Write out every entry precisely as given, leaving the pictures out.

═══ Input data

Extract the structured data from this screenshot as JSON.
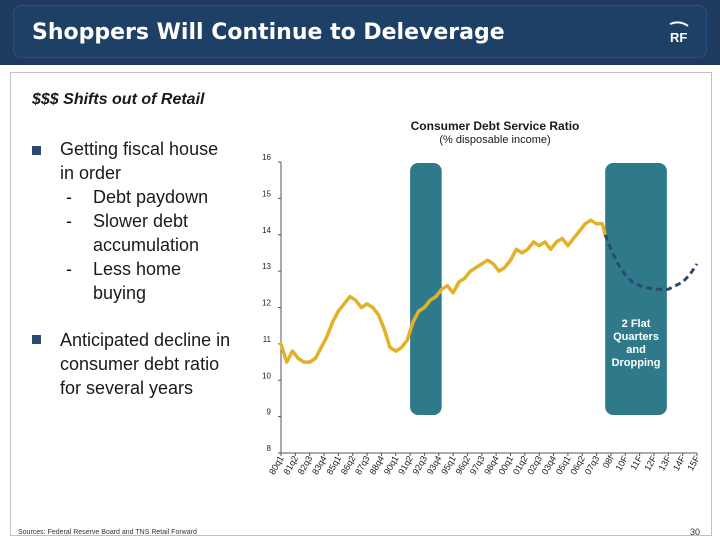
{
  "header": {
    "title": "Shoppers Will Continue to Deleverage",
    "logo_text": "RF"
  },
  "subtitle": "$$$ Shifts out of Retail",
  "bullets": {
    "b1_line1": "Getting fiscal house",
    "b1_line2": "in order",
    "b1_sub1_dash": "-",
    "b1_sub1": "Debt paydown",
    "b1_sub2_dash": "-",
    "b1_sub2_l1": "Slower debt",
    "b1_sub2_l2": "accumulation",
    "b1_sub3_dash": "-",
    "b1_sub3_l1": "Less home",
    "b1_sub3_l2": "buying",
    "b2_line1": "Anticipated decline in",
    "b2_line2": "consumer debt ratio",
    "b2_line3": "for several years"
  },
  "chart_data": {
    "type": "line",
    "title": "Consumer Debt Service Ratio",
    "subtitle": "(% disposable income)",
    "ylim": [
      8,
      16
    ],
    "yticks": [
      "16",
      "15",
      "14",
      "13",
      "12",
      "11",
      "10",
      "9",
      "8"
    ],
    "categories": [
      "80q1",
      "81q2",
      "82q3",
      "83q4",
      "85q1",
      "86q2",
      "87q3",
      "88q4",
      "90q1",
      "91q2",
      "92q3",
      "93q4",
      "95q1",
      "96q2",
      "97q3",
      "98q4",
      "00q1",
      "01q2",
      "02q3",
      "03q4",
      "05q1",
      "06q2",
      "07q3",
      "08f",
      "10F",
      "11F",
      "12F",
      "13F",
      "14F",
      "15F"
    ],
    "series": [
      {
        "style": "solid",
        "color": "#e3b128",
        "x": [
          0.0,
          0.4,
          0.8,
          1.2,
          1.6,
          2.0,
          2.4,
          2.8,
          3.2,
          3.6,
          4.0,
          4.4,
          4.8,
          5.2,
          5.6,
          6.0,
          6.4,
          6.8,
          7.2,
          7.6,
          8.0,
          8.4,
          8.8,
          9.2,
          9.6,
          10.0,
          10.4,
          10.8,
          11.2,
          11.6,
          12.0,
          12.4,
          12.8,
          13.2,
          13.6,
          14.0,
          14.4,
          14.8,
          15.2,
          15.6,
          16.0,
          16.4,
          16.8,
          17.2,
          17.6,
          18.0,
          18.4,
          18.8,
          19.2,
          19.6,
          20.0,
          20.4,
          20.8,
          21.2,
          21.6,
          22.0,
          22.4,
          22.6
        ],
        "y": [
          11.0,
          10.5,
          10.8,
          10.6,
          10.5,
          10.5,
          10.6,
          10.9,
          11.2,
          11.6,
          11.9,
          12.1,
          12.3,
          12.2,
          12.0,
          12.1,
          12.0,
          11.8,
          11.4,
          10.9,
          10.8,
          10.9,
          11.1,
          11.6,
          11.9,
          12.0,
          12.2,
          12.3,
          12.5,
          12.6,
          12.4,
          12.7,
          12.8,
          13.0,
          13.1,
          13.2,
          13.3,
          13.2,
          13.0,
          13.1,
          13.3,
          13.6,
          13.5,
          13.6,
          13.8,
          13.7,
          13.8,
          13.6,
          13.8,
          13.9,
          13.7,
          13.9,
          14.1,
          14.3,
          14.4,
          14.3,
          14.3,
          14.0
        ]
      },
      {
        "style": "dashed",
        "color": "#2b4a70",
        "x": [
          22.6,
          23.0,
          23.5,
          24.0,
          24.5,
          25.0,
          25.5,
          26.0,
          26.5,
          27.0,
          27.5,
          28.0,
          28.5,
          29.0
        ],
        "y": [
          14.0,
          13.6,
          13.2,
          12.9,
          12.7,
          12.6,
          12.55,
          12.5,
          12.5,
          12.5,
          12.6,
          12.7,
          12.9,
          13.2
        ]
      }
    ],
    "shaded_regions": [
      {
        "x0": 9.0,
        "x1": 11.2
      },
      {
        "x0": 22.6,
        "x1": 26.9,
        "label_lines": [
          "2 Flat",
          "Quarters",
          "and",
          "Dropping"
        ]
      }
    ],
    "shade_color": "#2f7a8a",
    "grid": false
  },
  "footer": {
    "source": "Sources: Federal Reserve Board and TNS Retail Forward",
    "page_number": "30"
  }
}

══════

*Completed exercise*
Extract the structured data from this screenshot as JSON.
{
  "header": {
    "title": "Shoppers Will Continue to Deleverage",
    "logo_text": "RF"
  },
  "subtitle": "$$$ Shifts out of Retail",
  "bullets": {
    "b1_line1": "Getting fiscal house",
    "b1_line2": "in order",
    "b1_sub1_dash": "-",
    "b1_sub1": "Debt paydown",
    "b1_sub2_dash": "-",
    "b1_sub2_l1": "Slower debt",
    "b1_sub2_l2": "accumulation",
    "b1_sub3_dash": "-",
    "b1_sub3_l1": "Less home",
    "b1_sub3_l2": "buying",
    "b2_line1": "Anticipated decline in",
    "b2_line2": "consumer debt ratio",
    "b2_line3": "for several years"
  },
  "chart_data": {
    "type": "line",
    "title": "Consumer Debt Service Ratio",
    "subtitle": "(% disposable income)",
    "ylim": [
      8,
      16
    ],
    "yticks": [
      "16",
      "15",
      "14",
      "13",
      "12",
      "11",
      "10",
      "9",
      "8"
    ],
    "categories": [
      "80q1",
      "81q2",
      "82q3",
      "83q4",
      "85q1",
      "86q2",
      "87q3",
      "88q4",
      "90q1",
      "91q2",
      "92q3",
      "93q4",
      "95q1",
      "96q2",
      "97q3",
      "98q4",
      "00q1",
      "01q2",
      "02q3",
      "03q4",
      "05q1",
      "06q2",
      "07q3",
      "08f",
      "10F",
      "11F",
      "12F",
      "13F",
      "14F",
      "15F"
    ],
    "series": [
      {
        "style": "solid",
        "color": "#e3b128",
        "x": [
          0.0,
          0.4,
          0.8,
          1.2,
          1.6,
          2.0,
          2.4,
          2.8,
          3.2,
          3.6,
          4.0,
          4.4,
          4.8,
          5.2,
          5.6,
          6.0,
          6.4,
          6.8,
          7.2,
          7.6,
          8.0,
          8.4,
          8.8,
          9.2,
          9.6,
          10.0,
          10.4,
          10.8,
          11.2,
          11.6,
          12.0,
          12.4,
          12.8,
          13.2,
          13.6,
          14.0,
          14.4,
          14.8,
          15.2,
          15.6,
          16.0,
          16.4,
          16.8,
          17.2,
          17.6,
          18.0,
          18.4,
          18.8,
          19.2,
          19.6,
          20.0,
          20.4,
          20.8,
          21.2,
          21.6,
          22.0,
          22.4,
          22.6
        ],
        "y": [
          11.0,
          10.5,
          10.8,
          10.6,
          10.5,
          10.5,
          10.6,
          10.9,
          11.2,
          11.6,
          11.9,
          12.1,
          12.3,
          12.2,
          12.0,
          12.1,
          12.0,
          11.8,
          11.4,
          10.9,
          10.8,
          10.9,
          11.1,
          11.6,
          11.9,
          12.0,
          12.2,
          12.3,
          12.5,
          12.6,
          12.4,
          12.7,
          12.8,
          13.0,
          13.1,
          13.2,
          13.3,
          13.2,
          13.0,
          13.1,
          13.3,
          13.6,
          13.5,
          13.6,
          13.8,
          13.7,
          13.8,
          13.6,
          13.8,
          13.9,
          13.7,
          13.9,
          14.1,
          14.3,
          14.4,
          14.3,
          14.3,
          14.0
        ]
      },
      {
        "style": "dashed",
        "color": "#2b4a70",
        "x": [
          22.6,
          23.0,
          23.5,
          24.0,
          24.5,
          25.0,
          25.5,
          26.0,
          26.5,
          27.0,
          27.5,
          28.0,
          28.5,
          29.0
        ],
        "y": [
          14.0,
          13.6,
          13.2,
          12.9,
          12.7,
          12.6,
          12.55,
          12.5,
          12.5,
          12.5,
          12.6,
          12.7,
          12.9,
          13.2
        ]
      }
    ],
    "shaded_regions": [
      {
        "x0": 9.0,
        "x1": 11.2
      },
      {
        "x0": 22.6,
        "x1": 26.9,
        "label_lines": [
          "2 Flat",
          "Quarters",
          "and",
          "Dropping"
        ]
      }
    ],
    "shade_color": "#2f7a8a",
    "grid": false
  },
  "footer": {
    "source": "Sources: Federal Reserve Board and TNS Retail Forward",
    "page_number": "30"
  }
}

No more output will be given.